▸ **Problem requirements**: Which lines in the records below contain the word "description"? Copy each of them.
━━━━━━━━
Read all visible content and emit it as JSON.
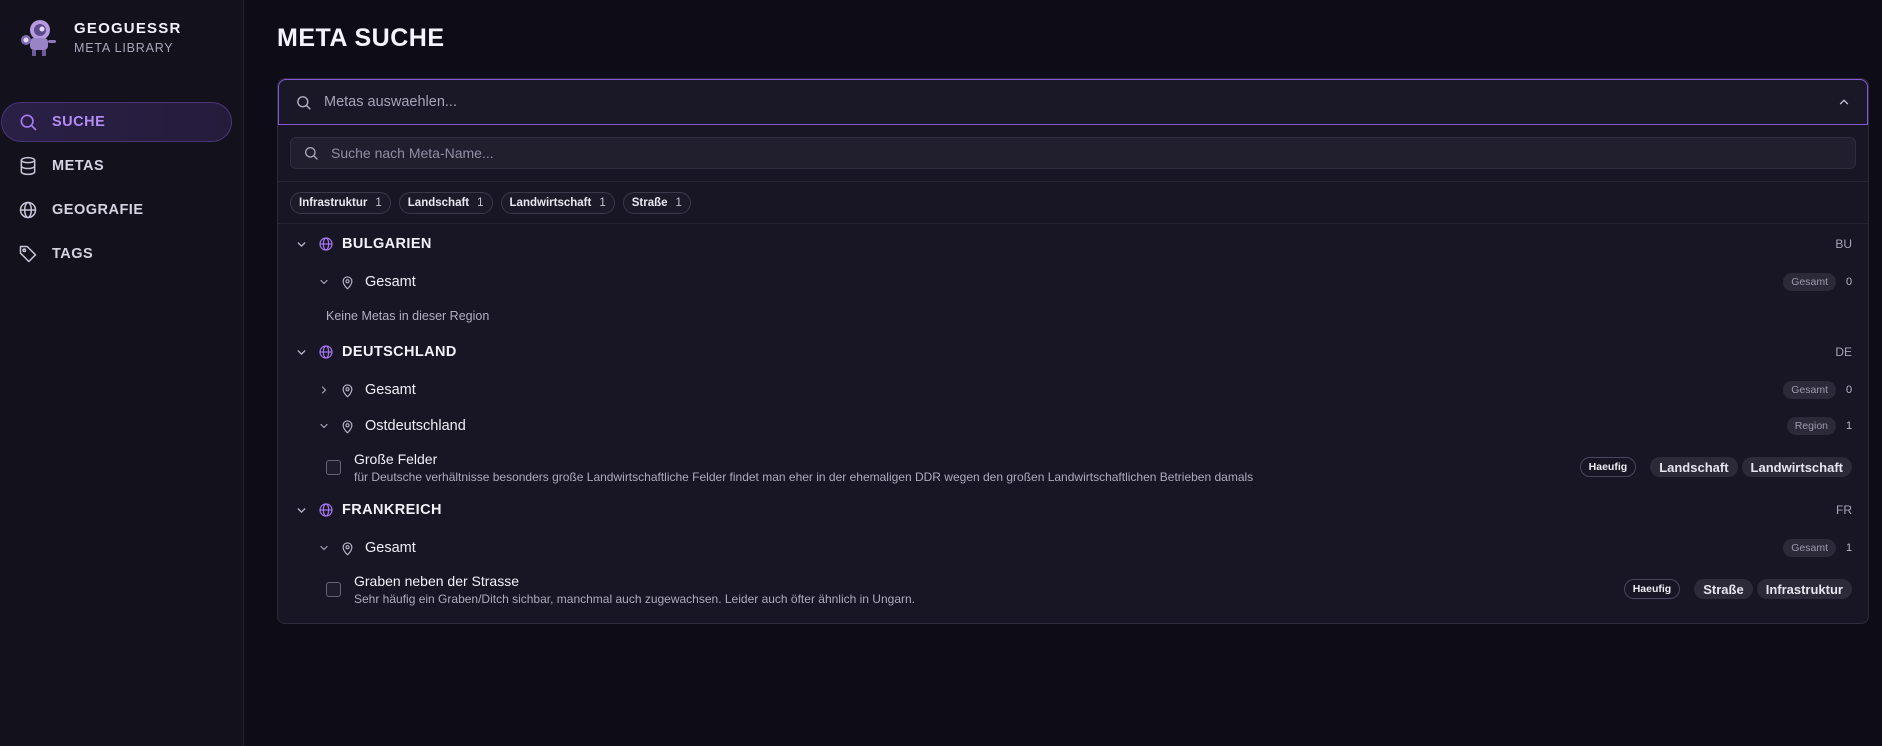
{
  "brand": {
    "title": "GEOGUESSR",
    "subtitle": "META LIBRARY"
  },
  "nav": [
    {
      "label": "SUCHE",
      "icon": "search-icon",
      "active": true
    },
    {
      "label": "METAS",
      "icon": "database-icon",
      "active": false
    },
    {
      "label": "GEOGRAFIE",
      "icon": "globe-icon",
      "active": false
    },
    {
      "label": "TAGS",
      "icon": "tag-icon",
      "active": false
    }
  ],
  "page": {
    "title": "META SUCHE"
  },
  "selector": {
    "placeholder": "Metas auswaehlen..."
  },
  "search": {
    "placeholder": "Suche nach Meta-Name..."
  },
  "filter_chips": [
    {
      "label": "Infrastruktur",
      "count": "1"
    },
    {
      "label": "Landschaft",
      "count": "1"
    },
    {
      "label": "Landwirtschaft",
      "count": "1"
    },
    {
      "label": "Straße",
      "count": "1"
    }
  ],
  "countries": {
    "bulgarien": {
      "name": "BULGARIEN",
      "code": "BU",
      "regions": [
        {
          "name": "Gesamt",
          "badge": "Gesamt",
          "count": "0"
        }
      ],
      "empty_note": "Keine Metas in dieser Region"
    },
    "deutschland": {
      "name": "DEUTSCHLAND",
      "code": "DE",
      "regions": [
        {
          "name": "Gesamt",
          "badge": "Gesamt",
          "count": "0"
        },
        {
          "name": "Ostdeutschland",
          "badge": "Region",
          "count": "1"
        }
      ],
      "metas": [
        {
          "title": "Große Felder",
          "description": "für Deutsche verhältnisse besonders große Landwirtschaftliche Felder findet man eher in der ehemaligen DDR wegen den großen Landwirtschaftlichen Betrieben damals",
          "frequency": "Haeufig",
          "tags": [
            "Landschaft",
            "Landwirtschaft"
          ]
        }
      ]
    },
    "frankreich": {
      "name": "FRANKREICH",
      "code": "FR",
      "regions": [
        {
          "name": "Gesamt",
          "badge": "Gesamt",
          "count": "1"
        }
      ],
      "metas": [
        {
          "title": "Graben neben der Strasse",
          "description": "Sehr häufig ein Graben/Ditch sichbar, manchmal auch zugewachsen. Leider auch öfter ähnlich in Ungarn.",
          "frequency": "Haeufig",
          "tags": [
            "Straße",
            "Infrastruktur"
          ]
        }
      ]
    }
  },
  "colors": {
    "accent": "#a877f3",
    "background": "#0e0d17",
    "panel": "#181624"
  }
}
━━━━━━━━
▸ **Output below**:
          "description": "für Deutsche verhältnisse besonders große Landwirtschaftliche Felder findet man eher in der ehemaligen DDR wegen den großen Landwirtschaftlichen Betrieben damals",
          "description": "Sehr häufig ein Graben/Ditch sichbar, manchmal auch zugewachsen. Leider auch öfter ähnlich in Ungarn.",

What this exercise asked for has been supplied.